- [INSTRUCTIONS FOR THE TASK]: Filter this material down to the lines that hold "annotation", copying each one.
================
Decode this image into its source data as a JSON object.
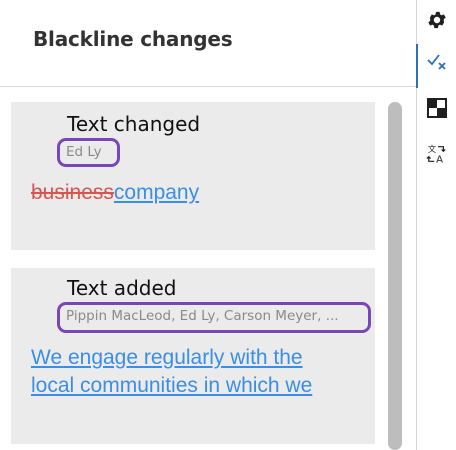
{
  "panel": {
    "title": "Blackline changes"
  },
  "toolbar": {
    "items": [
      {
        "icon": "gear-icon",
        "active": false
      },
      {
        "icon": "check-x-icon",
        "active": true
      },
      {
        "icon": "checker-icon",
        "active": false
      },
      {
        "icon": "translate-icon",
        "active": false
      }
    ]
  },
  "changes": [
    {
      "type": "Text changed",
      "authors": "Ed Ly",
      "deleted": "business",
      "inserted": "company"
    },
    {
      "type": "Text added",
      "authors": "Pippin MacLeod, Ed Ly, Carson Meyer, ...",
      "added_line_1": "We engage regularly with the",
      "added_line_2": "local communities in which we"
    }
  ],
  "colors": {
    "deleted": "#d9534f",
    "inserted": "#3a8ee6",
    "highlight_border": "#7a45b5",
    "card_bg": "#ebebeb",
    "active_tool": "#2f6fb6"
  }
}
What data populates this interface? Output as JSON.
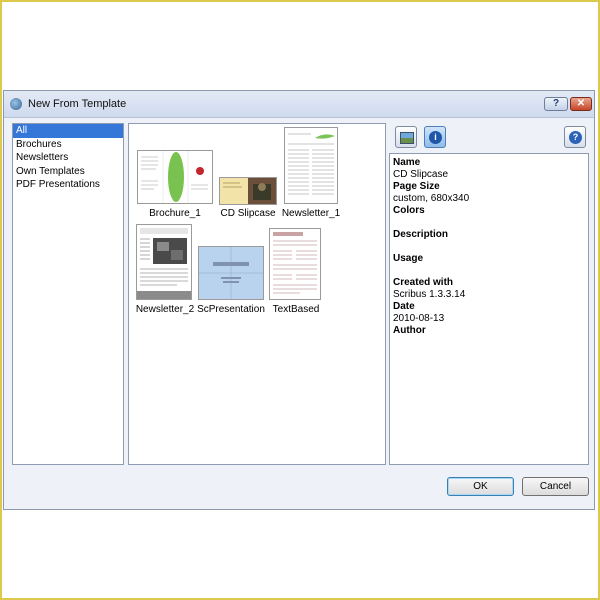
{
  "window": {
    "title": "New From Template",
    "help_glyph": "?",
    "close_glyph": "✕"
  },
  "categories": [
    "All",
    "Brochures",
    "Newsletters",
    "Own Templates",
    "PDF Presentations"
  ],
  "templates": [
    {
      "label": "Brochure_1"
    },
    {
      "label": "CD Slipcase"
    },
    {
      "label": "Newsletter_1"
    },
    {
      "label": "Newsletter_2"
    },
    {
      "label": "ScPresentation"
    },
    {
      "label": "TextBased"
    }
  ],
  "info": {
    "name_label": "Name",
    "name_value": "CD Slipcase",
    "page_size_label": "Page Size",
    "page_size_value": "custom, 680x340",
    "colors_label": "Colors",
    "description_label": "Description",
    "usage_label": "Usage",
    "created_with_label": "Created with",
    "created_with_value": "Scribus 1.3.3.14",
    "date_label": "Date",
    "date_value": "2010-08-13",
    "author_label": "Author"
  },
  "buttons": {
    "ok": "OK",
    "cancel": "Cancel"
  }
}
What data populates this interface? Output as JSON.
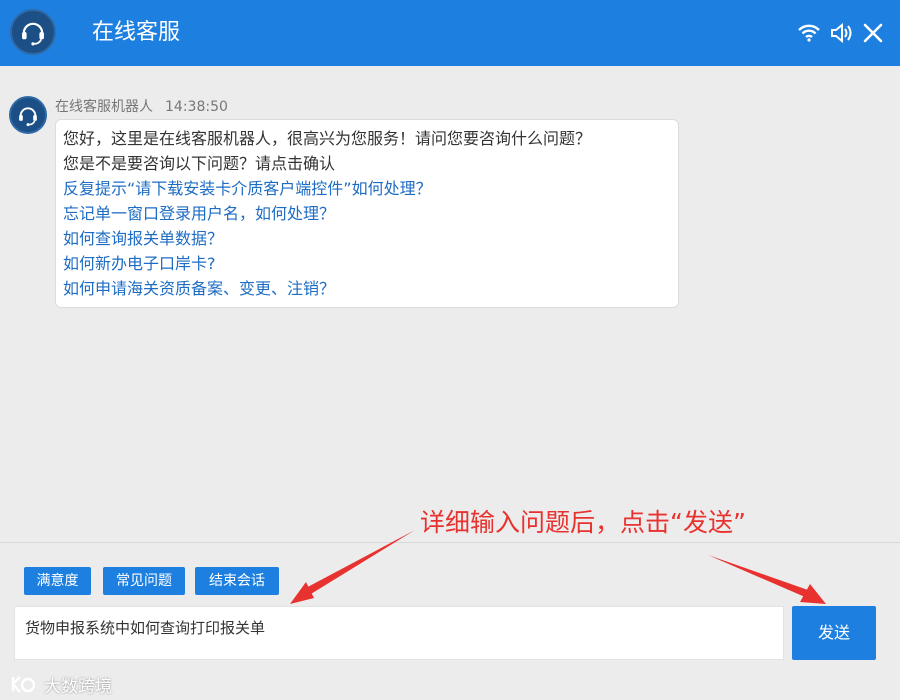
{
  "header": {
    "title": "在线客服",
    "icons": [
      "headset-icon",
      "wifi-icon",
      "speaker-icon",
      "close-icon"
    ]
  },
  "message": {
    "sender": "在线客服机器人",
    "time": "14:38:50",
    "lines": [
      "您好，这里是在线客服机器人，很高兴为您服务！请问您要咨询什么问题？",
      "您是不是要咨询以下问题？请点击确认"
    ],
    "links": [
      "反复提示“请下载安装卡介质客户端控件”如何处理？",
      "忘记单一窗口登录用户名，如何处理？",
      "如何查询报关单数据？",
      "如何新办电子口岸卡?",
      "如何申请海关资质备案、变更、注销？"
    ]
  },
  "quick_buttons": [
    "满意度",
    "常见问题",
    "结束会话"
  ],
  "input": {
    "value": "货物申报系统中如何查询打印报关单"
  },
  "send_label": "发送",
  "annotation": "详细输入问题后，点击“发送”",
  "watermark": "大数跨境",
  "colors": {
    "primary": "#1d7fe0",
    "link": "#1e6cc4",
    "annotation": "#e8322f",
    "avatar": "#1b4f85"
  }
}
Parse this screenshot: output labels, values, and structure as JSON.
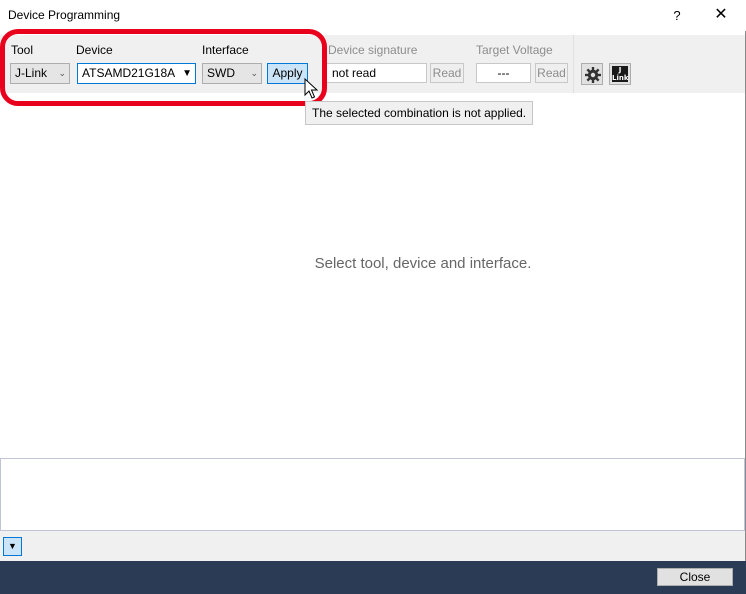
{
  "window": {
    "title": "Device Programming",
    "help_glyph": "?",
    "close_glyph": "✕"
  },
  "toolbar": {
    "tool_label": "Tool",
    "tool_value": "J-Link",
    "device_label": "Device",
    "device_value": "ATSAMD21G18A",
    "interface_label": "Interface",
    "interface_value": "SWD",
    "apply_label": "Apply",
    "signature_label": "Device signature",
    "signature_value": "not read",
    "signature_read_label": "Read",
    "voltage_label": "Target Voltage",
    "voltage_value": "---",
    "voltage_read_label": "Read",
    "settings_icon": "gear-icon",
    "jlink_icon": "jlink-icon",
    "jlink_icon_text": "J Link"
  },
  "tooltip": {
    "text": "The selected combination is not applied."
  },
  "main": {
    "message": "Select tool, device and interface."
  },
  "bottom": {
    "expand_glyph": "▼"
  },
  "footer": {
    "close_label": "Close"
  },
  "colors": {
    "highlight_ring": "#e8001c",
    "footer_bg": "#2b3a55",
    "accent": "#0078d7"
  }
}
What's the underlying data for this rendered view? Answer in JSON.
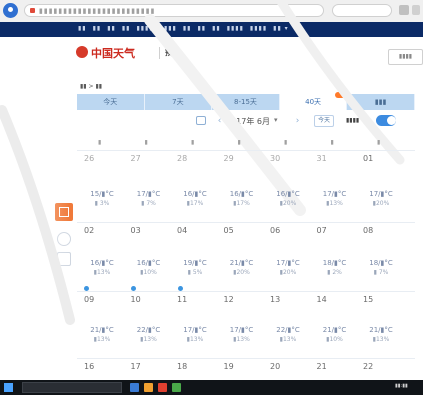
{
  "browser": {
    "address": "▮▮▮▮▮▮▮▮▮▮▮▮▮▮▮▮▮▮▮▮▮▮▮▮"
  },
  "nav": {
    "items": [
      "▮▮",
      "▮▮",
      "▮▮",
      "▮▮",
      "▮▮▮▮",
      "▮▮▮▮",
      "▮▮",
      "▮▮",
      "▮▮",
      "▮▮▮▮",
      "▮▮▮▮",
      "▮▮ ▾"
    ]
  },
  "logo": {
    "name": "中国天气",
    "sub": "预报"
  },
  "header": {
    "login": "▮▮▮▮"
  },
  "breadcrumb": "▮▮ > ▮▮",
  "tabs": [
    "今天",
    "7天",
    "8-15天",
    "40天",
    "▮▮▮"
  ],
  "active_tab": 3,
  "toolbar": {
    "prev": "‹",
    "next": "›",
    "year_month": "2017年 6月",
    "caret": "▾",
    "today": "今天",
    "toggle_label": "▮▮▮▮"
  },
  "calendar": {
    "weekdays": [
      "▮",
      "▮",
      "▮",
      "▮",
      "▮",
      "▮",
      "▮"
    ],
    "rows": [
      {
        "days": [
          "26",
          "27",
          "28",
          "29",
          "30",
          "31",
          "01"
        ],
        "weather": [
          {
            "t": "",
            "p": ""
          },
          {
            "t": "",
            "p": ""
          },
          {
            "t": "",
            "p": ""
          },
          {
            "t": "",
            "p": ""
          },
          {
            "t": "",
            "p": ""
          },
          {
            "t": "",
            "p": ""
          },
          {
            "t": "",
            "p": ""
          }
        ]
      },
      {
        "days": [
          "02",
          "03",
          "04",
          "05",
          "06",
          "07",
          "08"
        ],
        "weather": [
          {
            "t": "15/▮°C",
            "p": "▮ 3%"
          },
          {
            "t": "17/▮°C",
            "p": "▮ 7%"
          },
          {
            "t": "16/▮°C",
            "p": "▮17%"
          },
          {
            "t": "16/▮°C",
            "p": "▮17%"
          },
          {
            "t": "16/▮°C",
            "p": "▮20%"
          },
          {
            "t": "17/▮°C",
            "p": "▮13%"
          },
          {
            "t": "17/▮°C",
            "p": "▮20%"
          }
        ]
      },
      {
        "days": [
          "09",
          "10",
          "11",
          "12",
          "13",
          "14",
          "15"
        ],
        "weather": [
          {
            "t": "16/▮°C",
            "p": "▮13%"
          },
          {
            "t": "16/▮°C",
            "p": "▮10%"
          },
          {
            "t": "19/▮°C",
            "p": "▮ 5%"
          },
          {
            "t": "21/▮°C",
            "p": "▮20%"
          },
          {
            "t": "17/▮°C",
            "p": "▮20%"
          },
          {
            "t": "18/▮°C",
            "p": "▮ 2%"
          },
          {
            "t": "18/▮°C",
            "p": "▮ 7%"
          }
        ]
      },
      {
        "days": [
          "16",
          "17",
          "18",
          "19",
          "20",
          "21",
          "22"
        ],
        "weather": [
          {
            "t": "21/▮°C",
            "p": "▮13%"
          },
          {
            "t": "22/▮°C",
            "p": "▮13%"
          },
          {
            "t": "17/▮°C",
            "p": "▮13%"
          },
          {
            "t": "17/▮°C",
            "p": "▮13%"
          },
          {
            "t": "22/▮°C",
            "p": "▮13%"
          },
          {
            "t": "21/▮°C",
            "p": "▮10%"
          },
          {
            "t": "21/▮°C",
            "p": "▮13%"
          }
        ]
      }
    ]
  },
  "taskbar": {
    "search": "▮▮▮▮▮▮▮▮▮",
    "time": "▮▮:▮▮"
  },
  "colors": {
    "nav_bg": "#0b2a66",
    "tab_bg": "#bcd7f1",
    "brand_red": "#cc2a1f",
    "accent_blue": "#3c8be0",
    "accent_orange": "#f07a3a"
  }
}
================
- [RESULT]:
  "annotation": "详细输入问题后，点击“发送”",
    "annotation": "#e8322f",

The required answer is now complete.